> [WHAT THE TASK ASKS]:
Find all lines in the records that include the word "have", and copy them out.

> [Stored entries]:
=====
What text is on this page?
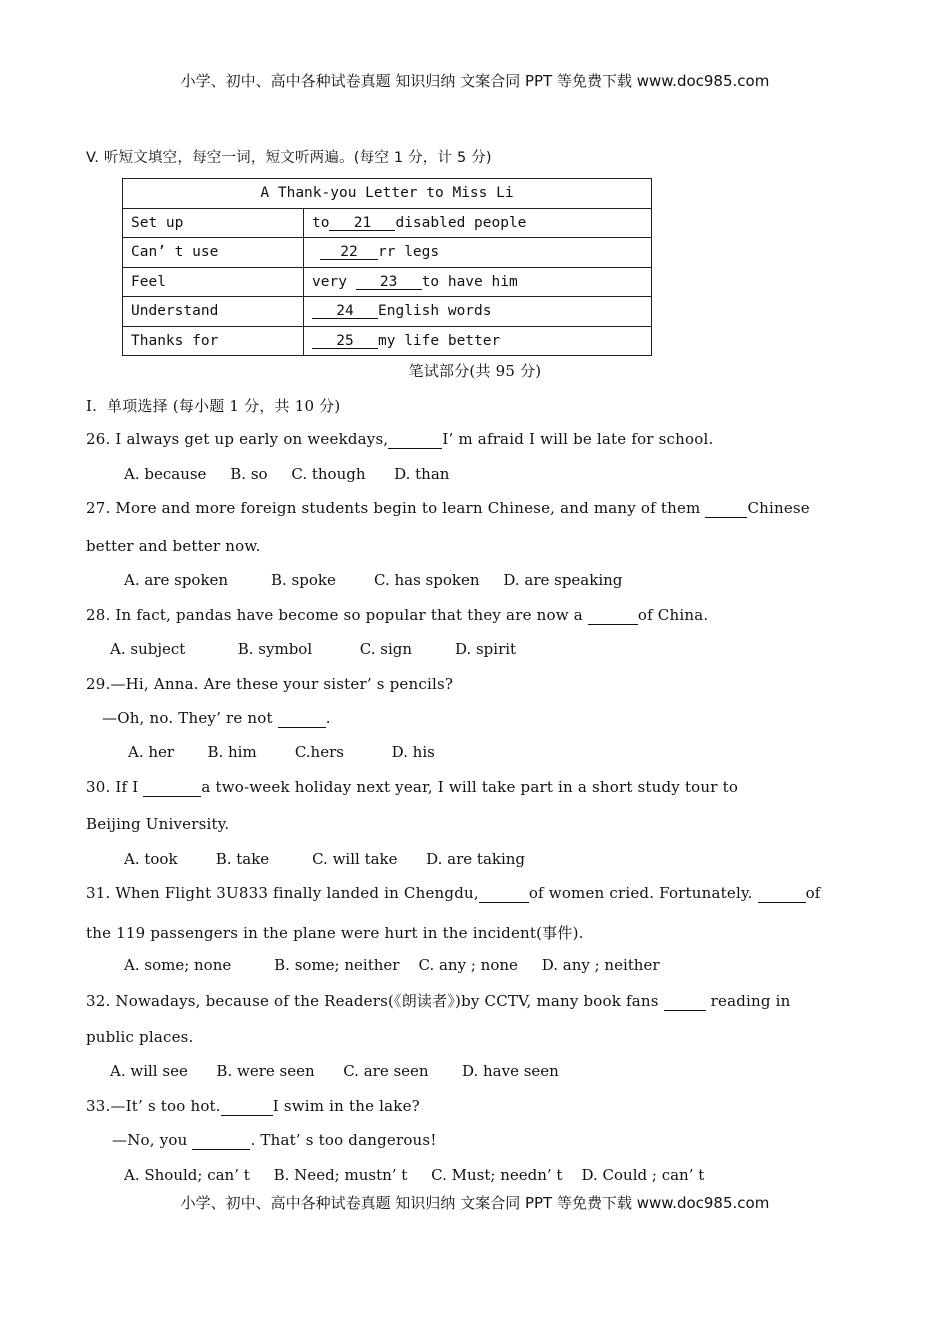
小学、初中、高中各种试卷真题 知识归纳 文案合同 PPT 等免费下载 www.doc985.com
V. 听短文填空，每空一词，短文听两遍。(每空 1 分，计 5 分)
A Thank-you Letter to Miss Li	
Set up	to 21 disabled people
Can’ t use	22 rr legs
Feel	very 23 to have him
Understand	24 English words
Thanks for	25 my life better
笔试部分(共 95 分)
I.  单项选择 (每小题 1 分，共 10 分)
26. I always get up early on weekdays,	I’ m afraid I will be late for school.
A. because     B. so     C. though      D. than
27. More and more foreign students begin to learn Chinese, and many of them	Chinese
better and better now.
A. are spoken         B. spoke        C. has spoken     D. are speaking
28. In fact, pandas have become so popular that they are now a	of China.
A. subject           B. symbol          C. sign         D. spirit
29.—Hi, Anna. Are these your sister’ s pencils?
—Oh, no. They’ re not	.
A. her       B. him        C.hers          D. his
30. If I	a two-week holiday next year, I will take part in a short study tour to
Beijing University.
A. took        B. take         C. will take      D. are taking
31. When Flight 3U833 finally landed in Chengdu,	of women cried. Fortunately.	of
the 119 passengers in the plane were hurt in the incident(事件).
A. some; none         B. some; neither    C. any ; none     D. any ; neither
32. Nowadays, because of the Readers(《朗读者》)by CCTV, many book fans	reading in
public places.
A. will see      B. were seen      C. are seen       D. have seen
33.—It’ s too hot.	I swim in the lake?
—No, you	. That’ s too dangerous!
A. Should; can’ t     B. Need; mustn’ t     C. Must; needn’ t    D. Could ; can’ t
小学、初中、高中各种试卷真题 知识归纳 文案合同 PPT 等免费下载 www.doc985.com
=====
> [SOLUTION]:
Feel	very 23 to have him
28. In fact, pandas have become so popular that they are now a	of China.
A. will see      B. were seen      C. are seen       D. have seen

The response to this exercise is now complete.